*Task to carry out*: Select lines where the word "score" appears.

┌─ Data excerpts

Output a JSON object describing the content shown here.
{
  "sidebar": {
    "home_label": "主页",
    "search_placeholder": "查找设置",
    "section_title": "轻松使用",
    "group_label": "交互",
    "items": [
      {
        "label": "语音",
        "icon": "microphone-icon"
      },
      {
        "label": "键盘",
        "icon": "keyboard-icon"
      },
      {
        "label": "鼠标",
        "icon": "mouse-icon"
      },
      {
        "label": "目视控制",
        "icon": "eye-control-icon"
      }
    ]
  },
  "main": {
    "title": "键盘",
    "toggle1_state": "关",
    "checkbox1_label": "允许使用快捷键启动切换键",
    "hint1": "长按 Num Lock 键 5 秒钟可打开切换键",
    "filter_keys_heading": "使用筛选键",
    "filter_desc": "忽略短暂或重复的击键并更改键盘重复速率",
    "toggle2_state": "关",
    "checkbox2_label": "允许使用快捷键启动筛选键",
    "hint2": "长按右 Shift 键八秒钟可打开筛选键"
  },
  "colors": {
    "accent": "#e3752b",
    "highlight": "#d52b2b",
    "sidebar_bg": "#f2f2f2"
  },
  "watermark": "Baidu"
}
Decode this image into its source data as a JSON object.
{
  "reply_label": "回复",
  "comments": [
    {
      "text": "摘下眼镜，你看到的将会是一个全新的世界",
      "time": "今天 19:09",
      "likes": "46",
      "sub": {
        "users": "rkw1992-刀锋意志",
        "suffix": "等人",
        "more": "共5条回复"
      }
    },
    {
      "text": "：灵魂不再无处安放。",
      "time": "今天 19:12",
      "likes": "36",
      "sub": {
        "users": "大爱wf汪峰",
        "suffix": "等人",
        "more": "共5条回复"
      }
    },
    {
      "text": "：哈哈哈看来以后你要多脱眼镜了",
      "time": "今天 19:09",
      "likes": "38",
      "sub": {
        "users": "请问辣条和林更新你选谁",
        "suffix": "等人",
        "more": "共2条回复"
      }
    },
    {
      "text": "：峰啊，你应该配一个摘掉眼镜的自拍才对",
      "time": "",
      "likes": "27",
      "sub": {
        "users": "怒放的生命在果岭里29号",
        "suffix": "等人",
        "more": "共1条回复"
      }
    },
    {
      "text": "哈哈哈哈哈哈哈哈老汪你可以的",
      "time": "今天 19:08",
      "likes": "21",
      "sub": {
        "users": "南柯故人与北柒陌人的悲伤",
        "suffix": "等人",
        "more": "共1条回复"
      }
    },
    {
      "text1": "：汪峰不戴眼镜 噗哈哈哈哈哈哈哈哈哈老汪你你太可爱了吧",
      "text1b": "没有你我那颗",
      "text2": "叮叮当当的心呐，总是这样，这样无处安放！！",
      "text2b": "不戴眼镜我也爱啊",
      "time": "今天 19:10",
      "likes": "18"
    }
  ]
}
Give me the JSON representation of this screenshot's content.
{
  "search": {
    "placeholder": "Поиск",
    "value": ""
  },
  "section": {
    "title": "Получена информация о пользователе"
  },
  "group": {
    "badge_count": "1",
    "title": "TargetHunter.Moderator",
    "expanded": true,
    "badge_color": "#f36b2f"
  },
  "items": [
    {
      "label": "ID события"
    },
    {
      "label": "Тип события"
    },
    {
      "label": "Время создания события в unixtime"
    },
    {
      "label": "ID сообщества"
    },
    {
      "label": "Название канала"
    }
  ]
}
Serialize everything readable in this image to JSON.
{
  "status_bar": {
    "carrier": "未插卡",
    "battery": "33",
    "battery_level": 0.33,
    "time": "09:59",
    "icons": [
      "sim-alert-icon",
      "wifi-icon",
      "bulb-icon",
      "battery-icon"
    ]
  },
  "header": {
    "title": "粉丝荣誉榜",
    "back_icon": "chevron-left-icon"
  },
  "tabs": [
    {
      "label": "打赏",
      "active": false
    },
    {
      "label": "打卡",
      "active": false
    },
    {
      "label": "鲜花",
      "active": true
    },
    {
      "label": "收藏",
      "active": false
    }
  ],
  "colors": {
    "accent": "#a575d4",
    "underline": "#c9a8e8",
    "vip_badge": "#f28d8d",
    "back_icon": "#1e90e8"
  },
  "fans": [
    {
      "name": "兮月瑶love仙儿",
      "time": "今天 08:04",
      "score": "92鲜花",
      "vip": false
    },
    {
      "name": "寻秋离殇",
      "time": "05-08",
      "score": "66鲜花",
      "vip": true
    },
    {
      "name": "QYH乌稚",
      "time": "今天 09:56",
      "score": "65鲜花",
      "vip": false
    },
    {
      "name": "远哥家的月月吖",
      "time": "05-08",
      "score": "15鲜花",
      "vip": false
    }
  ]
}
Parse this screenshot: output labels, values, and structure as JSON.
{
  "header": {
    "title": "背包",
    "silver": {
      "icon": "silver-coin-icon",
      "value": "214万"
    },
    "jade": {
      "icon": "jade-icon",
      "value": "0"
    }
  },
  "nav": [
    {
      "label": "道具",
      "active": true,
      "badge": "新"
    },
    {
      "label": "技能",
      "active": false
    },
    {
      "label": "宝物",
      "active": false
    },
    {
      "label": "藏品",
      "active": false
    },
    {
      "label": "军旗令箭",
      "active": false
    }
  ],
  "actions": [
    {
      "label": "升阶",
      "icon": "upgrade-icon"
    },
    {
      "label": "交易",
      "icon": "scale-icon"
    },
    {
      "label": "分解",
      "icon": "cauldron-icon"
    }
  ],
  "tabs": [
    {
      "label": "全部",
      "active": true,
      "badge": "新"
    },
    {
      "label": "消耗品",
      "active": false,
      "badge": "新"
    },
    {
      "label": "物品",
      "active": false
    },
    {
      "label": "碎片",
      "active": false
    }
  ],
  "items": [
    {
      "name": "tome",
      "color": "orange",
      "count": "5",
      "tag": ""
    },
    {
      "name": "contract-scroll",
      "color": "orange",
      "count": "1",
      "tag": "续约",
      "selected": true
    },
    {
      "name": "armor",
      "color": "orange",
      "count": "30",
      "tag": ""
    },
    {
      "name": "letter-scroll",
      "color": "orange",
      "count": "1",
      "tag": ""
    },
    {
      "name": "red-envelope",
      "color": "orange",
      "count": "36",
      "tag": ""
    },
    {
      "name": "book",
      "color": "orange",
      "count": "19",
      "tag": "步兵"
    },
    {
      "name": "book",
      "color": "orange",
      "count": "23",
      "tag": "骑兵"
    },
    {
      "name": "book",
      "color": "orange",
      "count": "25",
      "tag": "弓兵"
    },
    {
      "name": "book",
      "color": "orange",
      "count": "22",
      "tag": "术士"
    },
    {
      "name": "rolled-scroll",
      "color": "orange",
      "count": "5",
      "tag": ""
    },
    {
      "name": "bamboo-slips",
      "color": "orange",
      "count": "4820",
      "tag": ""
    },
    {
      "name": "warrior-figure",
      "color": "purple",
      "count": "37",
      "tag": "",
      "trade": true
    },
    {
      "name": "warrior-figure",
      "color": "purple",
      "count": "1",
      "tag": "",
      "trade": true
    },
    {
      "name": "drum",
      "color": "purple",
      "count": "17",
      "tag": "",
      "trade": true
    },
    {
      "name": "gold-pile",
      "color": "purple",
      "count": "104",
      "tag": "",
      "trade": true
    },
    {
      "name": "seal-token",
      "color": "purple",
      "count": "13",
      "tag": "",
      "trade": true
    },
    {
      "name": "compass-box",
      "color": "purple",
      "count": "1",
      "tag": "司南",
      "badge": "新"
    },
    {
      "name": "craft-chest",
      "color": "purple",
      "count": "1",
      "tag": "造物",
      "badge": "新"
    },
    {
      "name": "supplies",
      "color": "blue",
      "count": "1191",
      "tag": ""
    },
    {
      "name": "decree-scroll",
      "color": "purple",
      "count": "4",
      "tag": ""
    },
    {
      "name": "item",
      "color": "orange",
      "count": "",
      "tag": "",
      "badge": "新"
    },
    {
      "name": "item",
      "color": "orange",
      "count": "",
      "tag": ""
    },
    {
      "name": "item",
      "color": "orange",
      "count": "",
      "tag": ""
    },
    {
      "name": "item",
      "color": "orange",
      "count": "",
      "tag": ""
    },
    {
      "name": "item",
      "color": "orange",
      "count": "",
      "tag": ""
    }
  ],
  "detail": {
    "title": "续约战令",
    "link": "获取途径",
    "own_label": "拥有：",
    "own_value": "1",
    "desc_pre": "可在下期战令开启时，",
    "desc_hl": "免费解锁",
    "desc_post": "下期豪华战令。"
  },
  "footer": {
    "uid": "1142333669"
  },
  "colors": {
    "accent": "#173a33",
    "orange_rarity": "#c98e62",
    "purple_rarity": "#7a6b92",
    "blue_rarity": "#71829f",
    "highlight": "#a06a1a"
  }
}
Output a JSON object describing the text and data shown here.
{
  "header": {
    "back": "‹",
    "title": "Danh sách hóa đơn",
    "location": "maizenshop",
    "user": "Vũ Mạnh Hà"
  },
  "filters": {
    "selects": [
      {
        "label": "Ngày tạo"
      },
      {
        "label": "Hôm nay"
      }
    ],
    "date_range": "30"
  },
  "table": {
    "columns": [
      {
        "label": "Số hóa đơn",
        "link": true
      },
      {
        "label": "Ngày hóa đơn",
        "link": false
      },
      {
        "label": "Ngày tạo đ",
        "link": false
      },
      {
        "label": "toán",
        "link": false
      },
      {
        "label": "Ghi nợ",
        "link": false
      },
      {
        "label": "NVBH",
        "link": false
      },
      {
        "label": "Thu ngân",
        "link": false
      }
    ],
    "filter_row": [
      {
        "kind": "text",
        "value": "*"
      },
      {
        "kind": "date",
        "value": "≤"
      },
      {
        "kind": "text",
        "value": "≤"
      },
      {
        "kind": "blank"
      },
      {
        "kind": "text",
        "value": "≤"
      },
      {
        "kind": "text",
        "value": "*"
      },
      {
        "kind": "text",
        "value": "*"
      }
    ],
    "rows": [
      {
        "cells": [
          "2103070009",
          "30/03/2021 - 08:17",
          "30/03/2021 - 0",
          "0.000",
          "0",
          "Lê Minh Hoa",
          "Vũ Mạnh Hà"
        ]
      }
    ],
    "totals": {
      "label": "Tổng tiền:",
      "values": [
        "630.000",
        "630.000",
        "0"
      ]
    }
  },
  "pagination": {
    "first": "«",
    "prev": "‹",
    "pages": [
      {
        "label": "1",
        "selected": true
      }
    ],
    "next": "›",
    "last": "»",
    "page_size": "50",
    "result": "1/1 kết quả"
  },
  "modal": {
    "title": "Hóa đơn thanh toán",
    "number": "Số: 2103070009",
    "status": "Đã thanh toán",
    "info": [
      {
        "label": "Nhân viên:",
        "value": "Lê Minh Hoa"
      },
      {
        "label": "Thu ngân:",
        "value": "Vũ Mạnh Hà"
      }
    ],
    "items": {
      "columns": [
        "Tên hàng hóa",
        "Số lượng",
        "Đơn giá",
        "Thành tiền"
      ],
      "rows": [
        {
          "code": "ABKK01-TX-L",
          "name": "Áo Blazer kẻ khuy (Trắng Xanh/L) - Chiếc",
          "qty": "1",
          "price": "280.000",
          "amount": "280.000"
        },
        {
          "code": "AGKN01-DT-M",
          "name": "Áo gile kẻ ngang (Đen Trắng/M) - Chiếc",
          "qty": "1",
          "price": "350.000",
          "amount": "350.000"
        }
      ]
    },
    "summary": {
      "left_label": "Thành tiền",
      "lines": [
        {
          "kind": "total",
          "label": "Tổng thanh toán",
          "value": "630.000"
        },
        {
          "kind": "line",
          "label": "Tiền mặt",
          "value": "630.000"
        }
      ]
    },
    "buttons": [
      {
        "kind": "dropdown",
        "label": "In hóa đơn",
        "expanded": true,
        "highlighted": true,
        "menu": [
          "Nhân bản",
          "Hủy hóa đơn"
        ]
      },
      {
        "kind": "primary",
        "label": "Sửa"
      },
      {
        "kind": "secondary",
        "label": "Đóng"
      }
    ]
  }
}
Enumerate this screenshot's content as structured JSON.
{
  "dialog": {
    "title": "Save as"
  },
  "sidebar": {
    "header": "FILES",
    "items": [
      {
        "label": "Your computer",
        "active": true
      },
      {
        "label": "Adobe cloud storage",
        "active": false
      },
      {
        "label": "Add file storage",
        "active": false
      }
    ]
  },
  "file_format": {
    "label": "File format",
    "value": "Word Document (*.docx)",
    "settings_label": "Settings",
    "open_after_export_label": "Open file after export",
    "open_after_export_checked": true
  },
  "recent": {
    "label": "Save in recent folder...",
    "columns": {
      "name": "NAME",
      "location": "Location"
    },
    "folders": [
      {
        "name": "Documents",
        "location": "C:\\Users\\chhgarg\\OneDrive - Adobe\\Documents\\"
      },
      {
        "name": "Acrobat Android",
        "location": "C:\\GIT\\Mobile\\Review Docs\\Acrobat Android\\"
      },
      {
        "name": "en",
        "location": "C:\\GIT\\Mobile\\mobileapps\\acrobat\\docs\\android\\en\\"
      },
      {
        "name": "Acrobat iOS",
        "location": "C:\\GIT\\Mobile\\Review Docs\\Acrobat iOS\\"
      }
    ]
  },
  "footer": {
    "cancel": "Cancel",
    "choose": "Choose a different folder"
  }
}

└─

*Task output*:
      "score": "92鲜花",
      "score": "66鲜花",
      "score": "65鲜花",
      "score": "15鲜花",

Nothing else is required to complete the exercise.